[begin GIVEN RECORDS]

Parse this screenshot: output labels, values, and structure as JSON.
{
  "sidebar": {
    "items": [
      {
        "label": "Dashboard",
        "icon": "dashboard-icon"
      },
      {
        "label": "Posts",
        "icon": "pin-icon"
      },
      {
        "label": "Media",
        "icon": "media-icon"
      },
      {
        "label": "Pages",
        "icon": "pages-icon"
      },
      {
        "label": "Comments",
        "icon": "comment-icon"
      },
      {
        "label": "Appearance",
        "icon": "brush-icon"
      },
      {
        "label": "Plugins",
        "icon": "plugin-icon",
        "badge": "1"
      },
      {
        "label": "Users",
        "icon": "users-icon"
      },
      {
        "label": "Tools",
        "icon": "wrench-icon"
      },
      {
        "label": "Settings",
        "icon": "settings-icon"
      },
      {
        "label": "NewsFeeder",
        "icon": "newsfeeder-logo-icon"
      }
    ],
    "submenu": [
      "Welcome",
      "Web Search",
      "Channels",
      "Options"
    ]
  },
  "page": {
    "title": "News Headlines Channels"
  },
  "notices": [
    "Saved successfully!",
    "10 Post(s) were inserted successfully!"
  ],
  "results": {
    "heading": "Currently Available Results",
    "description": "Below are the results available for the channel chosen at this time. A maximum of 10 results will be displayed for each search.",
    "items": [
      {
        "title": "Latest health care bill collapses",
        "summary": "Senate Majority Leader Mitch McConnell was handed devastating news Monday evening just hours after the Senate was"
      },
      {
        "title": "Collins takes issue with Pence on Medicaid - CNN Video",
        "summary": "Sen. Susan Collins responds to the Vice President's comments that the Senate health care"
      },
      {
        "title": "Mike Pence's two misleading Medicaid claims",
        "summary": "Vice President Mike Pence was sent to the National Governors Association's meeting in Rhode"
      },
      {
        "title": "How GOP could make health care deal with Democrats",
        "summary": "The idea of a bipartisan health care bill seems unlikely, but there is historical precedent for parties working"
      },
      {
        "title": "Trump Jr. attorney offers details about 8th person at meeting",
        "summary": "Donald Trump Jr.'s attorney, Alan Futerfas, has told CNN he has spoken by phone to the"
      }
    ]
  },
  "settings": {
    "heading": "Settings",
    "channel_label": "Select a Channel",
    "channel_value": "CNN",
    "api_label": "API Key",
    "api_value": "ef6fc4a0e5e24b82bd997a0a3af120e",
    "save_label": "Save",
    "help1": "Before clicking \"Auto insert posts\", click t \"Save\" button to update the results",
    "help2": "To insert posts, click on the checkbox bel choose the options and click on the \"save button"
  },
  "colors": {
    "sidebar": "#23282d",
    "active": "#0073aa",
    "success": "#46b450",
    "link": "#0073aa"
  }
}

[end GIVEN RECORDS]

**WRITTEN TASK**
Write out the material exactly as given.

**ANSWER TO THIS EXERCISE**
Parse this screenshot: output labels, values, and structure as JSON.
{
  "sidebar": {
    "items": [
      {
        "label": "Dashboard",
        "icon": "dashboard-icon"
      },
      {
        "label": "Posts",
        "icon": "pin-icon"
      },
      {
        "label": "Media",
        "icon": "media-icon"
      },
      {
        "label": "Pages",
        "icon": "pages-icon"
      },
      {
        "label": "Comments",
        "icon": "comment-icon"
      },
      {
        "label": "Appearance",
        "icon": "brush-icon"
      },
      {
        "label": "Plugins",
        "icon": "plugin-icon",
        "badge": "1"
      },
      {
        "label": "Users",
        "icon": "users-icon"
      },
      {
        "label": "Tools",
        "icon": "wrench-icon"
      },
      {
        "label": "Settings",
        "icon": "settings-icon"
      },
      {
        "label": "NewsFeeder",
        "icon": "newsfeeder-logo-icon"
      }
    ],
    "submenu": [
      "Welcome",
      "Web Search",
      "Channels",
      "Options"
    ]
  },
  "page": {
    "title": "News Headlines Channels"
  },
  "notices": [
    "Saved successfully!",
    "10 Post(s) were inserted successfully!"
  ],
  "results": {
    "heading": "Currently Available Results",
    "description": "Below are the results available for the channel chosen at this time. A maximum of 10 results will be displayed for each search.",
    "items": [
      {
        "title": "Latest health care bill collapses",
        "summary": "Senate Majority Leader Mitch McConnell was handed devastating news Monday evening just hours after the Senate was"
      },
      {
        "title": "Collins takes issue with Pence on Medicaid - CNN Video",
        "summary": "Sen. Susan Collins responds to the Vice President's comments that the Senate health care"
      },
      {
        "title": "Mike Pence's two misleading Medicaid claims",
        "summary": "Vice President Mike Pence was sent to the National Governors Association's meeting in Rhode"
      },
      {
        "title": "How GOP could make health care deal with Democrats",
        "summary": "The idea of a bipartisan health care bill seems unlikely, but there is historical precedent for parties working"
      },
      {
        "title": "Trump Jr. attorney offers details about 8th person at meeting",
        "summary": "Donald Trump Jr.'s attorney, Alan Futerfas, has told CNN he has spoken by phone to the"
      }
    ]
  },
  "settings": {
    "heading": "Settings",
    "channel_label": "Select a Channel",
    "channel_value": "CNN",
    "api_label": "API Key",
    "api_value": "ef6fc4a0e5e24b82bd997a0a3af120e",
    "save_label": "Save",
    "help1": "Before clicking \"Auto insert posts\", click t \"Save\" button to update the results",
    "help2": "To insert posts, click on the checkbox bel choose the options and click on the \"save button"
  },
  "colors": {
    "sidebar": "#23282d",
    "active": "#0073aa",
    "success": "#46b450",
    "link": "#0073aa"
  }
}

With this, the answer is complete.